*READING TEXT*:
Where Customization Begins 

  • How To Correctly Setup Your SSD and edit the Registry

  • Many Other Tutorials That Don't Belong In Any Of The Above Sections Here.
Many Other Tutorials That Don't Belong In Any Of The Above Sections Here.
 #18126  by odinlives
 18 Jul 2011, 23:33
Ok guys today I am going to show you how to properly setup your SSD and get to the advertised read and write speed of your SSD. I recently purchased and two OCZ agility 3 hard drives and took them back due to them not getting even close to the correct read and write speeds. I ended up getting a Crucial M4 but was still not getting the proper speeds so I did some searching and finally figured it out on my own with different information on the net and took the time to put together this tutorial to help out anyone that wants to have lightning fast speeds with their SSD's.

The first thing you are going to have to do is open up "regedit" by going to the start menu and typing regedit and hit enter. If you have user account control turned on you are going to need to right click and run as administrator.

In Registry Editor click on HKEY_LOCAL_MACHINE\SYSTEM\CurrentControlSet\services and scroll all the way down to the folder called "msahci" and then right click on the icon called "start" in the right hand pane and choose modify.

*EXERCISE TASKS*:
1. Transcribe the part of the SSD setup post that opens with the words containing "Where Customization Begins" and closes with "with their SSD's.".
2. List every word that the SSD setup post sets in quotation marks.
Rely on nothing but the SSD setup post.

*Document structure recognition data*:

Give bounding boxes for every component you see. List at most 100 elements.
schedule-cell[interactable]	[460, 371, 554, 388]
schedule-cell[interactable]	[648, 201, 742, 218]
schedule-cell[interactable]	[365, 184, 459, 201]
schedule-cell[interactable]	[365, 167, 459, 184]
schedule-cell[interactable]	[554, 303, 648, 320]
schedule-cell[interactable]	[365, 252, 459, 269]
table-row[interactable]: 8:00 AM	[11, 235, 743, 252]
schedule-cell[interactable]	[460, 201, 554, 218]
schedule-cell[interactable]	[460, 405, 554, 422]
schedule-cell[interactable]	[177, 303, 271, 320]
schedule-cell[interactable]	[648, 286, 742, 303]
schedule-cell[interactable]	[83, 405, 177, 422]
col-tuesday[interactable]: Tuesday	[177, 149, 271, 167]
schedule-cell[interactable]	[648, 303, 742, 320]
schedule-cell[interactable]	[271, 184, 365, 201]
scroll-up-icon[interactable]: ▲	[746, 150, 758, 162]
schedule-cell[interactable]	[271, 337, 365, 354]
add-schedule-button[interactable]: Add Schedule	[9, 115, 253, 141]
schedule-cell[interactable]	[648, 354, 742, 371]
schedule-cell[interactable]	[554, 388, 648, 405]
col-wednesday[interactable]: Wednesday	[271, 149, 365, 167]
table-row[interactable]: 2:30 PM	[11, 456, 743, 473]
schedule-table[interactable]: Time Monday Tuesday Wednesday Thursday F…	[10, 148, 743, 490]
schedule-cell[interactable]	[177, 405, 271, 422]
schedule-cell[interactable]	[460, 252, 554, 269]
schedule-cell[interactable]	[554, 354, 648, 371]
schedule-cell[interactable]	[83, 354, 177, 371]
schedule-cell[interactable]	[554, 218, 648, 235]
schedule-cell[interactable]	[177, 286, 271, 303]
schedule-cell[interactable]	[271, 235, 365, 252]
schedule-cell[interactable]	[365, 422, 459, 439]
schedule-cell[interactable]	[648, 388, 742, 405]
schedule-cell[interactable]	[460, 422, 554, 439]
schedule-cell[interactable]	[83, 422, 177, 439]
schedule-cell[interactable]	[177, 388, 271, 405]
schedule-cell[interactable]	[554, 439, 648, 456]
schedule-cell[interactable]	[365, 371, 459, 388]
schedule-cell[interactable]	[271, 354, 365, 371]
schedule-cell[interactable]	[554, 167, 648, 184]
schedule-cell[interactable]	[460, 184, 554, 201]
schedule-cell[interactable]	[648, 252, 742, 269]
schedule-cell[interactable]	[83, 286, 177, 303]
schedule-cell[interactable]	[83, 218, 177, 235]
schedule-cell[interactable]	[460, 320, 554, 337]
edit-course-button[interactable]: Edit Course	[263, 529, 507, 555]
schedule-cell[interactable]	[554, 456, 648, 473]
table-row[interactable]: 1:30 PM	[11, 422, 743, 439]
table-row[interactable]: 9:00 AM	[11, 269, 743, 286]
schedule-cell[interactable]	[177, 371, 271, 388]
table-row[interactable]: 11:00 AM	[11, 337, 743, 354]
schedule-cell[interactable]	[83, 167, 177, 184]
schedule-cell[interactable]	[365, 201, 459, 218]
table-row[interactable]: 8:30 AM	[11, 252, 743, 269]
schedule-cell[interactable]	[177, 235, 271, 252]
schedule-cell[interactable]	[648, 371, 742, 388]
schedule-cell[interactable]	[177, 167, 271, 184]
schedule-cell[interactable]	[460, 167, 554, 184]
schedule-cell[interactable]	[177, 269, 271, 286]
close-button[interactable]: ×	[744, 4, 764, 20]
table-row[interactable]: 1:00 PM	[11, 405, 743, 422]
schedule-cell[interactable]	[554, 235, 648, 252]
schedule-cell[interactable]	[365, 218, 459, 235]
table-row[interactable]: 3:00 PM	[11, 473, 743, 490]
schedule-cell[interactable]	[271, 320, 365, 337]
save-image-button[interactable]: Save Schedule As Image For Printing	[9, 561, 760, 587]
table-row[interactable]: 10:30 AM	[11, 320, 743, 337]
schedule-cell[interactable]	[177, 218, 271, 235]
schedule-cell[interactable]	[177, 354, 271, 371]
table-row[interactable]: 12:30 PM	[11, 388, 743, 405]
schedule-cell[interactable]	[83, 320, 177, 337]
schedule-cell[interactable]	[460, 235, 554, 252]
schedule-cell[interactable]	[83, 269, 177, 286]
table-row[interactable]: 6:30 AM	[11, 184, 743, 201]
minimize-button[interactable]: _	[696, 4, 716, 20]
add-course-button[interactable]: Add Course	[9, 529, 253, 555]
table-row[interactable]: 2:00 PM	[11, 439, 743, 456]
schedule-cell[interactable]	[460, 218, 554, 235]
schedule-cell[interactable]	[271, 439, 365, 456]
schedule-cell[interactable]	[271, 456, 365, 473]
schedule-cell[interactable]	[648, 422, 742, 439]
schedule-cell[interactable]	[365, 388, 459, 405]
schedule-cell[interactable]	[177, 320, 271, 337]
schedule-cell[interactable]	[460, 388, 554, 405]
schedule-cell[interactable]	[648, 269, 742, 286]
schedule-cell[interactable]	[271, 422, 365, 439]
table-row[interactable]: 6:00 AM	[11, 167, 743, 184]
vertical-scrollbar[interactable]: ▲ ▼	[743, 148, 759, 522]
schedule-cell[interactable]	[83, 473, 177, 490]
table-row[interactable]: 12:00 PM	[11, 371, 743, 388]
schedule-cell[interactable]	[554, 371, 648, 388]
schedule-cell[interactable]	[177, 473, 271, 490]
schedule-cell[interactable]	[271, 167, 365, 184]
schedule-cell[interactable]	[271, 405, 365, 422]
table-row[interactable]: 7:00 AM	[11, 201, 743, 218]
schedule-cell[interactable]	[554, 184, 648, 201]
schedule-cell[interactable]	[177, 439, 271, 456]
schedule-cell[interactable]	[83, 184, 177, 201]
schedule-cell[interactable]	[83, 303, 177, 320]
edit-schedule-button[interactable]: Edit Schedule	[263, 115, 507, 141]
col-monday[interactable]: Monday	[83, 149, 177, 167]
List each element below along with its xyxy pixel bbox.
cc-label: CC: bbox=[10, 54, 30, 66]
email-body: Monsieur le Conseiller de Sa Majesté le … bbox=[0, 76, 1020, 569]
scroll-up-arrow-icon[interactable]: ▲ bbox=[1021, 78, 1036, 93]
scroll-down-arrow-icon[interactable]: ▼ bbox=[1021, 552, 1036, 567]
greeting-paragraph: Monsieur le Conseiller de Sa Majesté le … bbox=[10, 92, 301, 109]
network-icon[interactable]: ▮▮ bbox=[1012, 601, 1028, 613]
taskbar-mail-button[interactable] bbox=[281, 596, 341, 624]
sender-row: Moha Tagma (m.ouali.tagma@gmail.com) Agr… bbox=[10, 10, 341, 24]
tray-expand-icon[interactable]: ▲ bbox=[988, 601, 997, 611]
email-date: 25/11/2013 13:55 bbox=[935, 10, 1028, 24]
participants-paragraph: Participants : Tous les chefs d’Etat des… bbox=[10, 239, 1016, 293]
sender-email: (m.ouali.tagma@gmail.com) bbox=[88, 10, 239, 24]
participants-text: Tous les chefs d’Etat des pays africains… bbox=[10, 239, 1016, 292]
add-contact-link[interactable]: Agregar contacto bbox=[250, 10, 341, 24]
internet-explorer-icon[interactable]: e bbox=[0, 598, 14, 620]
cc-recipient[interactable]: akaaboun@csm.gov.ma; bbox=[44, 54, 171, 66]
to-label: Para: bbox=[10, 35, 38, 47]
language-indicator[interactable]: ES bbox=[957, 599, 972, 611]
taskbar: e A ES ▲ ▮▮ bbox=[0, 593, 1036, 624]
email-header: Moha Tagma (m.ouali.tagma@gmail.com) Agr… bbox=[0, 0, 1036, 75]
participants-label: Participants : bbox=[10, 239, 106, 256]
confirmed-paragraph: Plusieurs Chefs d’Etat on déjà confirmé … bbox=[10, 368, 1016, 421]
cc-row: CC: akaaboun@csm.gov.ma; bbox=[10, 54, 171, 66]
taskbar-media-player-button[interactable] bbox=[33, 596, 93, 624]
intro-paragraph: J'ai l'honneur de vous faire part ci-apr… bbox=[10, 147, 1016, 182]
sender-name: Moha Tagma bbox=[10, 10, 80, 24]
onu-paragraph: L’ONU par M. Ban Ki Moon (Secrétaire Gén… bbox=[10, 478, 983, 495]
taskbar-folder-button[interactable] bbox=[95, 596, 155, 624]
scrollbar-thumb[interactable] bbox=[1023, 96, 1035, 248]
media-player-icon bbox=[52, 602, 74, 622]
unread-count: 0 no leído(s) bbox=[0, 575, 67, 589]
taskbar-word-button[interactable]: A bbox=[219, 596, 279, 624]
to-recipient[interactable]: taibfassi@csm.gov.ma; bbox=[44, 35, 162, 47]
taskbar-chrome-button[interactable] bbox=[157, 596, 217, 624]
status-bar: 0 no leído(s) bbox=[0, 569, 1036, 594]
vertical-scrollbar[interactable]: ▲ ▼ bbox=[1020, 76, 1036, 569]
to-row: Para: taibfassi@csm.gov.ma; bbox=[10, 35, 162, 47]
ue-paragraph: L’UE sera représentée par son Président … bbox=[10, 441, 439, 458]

*RESPONSES TO THE TASKS*:
1.
Where Customization Begins 

  • How To Correctly Setup Your SSD and edit the Registry

  • Many Other Tutorials That Don't Belong In Any Of The Above Sections Here.
Many Other Tutorials That Don't Belong In Any Of The Above Sections Here.
 #18126  by odinlives
 18 Jul 2011, 23:33
Ok guys today I am going to show you how to properly setup your SSD and get to the advertised read and write speed of your SSD. I recently purchased and two OCZ agility 3 hard drives and took them back due to them not getting even close to the correct read and write speeds. I ended up getting a Crucial M4 but was still not getting the proper speeds so I did some searching and finally figured it out on my own with different information on the net and took the time to put together this tutorial to help out anyone that wants to have lightning fast speeds with their SSD's.

2. regedit, msahci, start